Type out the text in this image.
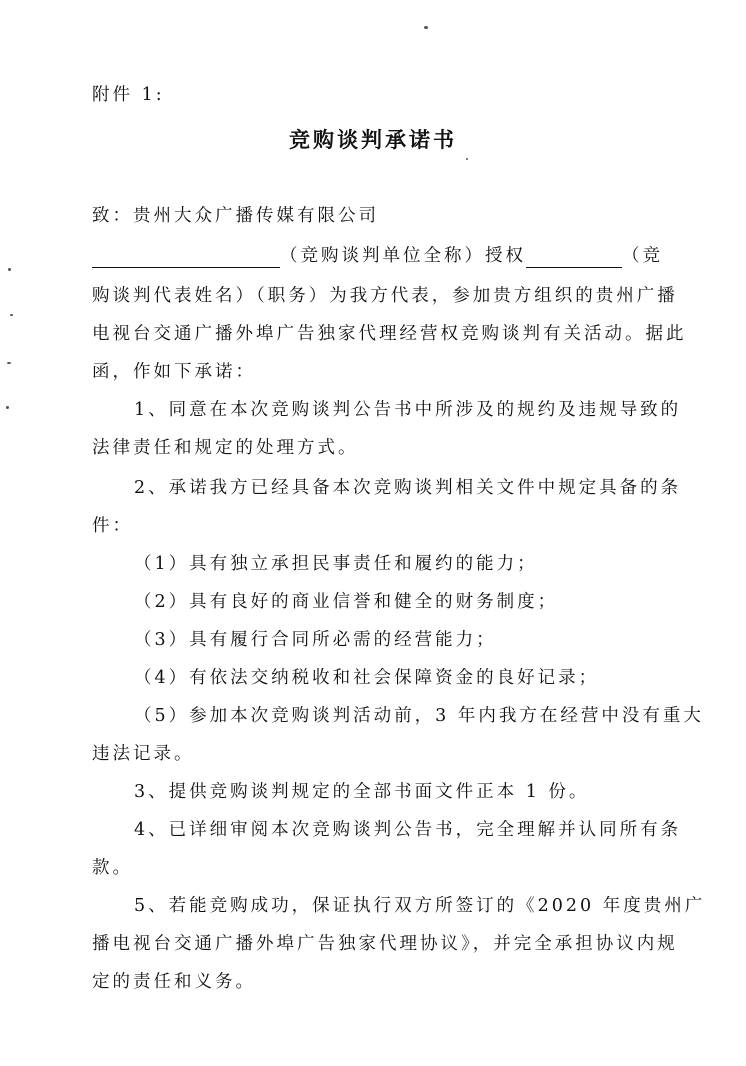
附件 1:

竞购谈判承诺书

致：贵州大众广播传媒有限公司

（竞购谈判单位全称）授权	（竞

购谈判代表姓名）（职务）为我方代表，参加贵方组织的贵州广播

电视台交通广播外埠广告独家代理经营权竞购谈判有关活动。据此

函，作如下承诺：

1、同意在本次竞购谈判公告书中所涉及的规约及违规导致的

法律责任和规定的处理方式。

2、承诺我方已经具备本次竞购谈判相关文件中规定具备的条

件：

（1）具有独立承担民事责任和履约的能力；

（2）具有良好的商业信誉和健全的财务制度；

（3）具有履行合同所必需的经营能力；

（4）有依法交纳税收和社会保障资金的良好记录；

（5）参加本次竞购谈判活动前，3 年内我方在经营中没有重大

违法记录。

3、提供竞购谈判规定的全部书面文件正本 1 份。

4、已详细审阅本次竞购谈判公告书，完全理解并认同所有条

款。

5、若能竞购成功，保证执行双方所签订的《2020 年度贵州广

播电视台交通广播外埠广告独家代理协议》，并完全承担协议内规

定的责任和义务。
════
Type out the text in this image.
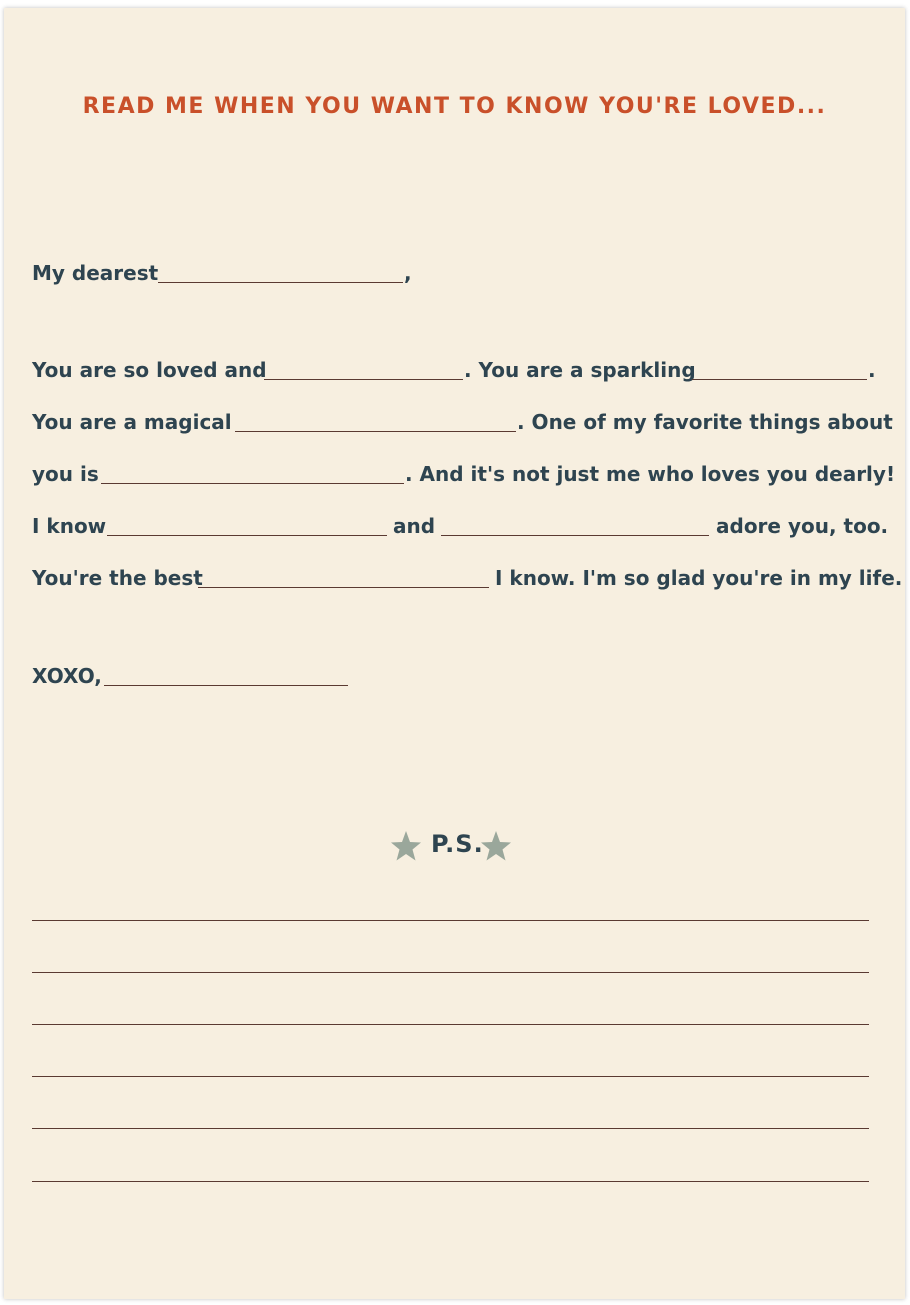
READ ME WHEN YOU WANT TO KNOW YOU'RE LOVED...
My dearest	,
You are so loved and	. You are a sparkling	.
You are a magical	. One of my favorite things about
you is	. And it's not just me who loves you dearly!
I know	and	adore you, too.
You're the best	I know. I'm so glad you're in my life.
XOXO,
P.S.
════
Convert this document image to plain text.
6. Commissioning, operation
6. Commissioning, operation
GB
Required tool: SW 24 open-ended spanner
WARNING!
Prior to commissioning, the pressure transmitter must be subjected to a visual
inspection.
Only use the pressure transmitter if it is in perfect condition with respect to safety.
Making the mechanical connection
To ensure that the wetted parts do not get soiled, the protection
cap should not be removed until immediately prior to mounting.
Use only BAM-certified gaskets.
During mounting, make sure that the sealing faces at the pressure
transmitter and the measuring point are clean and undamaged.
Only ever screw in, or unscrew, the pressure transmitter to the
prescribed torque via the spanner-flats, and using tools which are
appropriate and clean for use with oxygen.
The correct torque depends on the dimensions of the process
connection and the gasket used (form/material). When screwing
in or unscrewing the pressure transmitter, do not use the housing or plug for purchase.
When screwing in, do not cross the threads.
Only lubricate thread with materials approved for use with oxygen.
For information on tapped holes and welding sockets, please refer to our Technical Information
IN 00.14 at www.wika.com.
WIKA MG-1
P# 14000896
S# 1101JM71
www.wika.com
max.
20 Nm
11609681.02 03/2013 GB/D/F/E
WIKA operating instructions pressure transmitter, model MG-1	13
════
▸ AIM OF THE EXERCISE:
Copy each line containing the word "clean" from the data.

▸ SOLUTION FOR THIS TASK:
transmitter and the measuring point are clean and undamaged.
appropriate and clean for use with oxygen.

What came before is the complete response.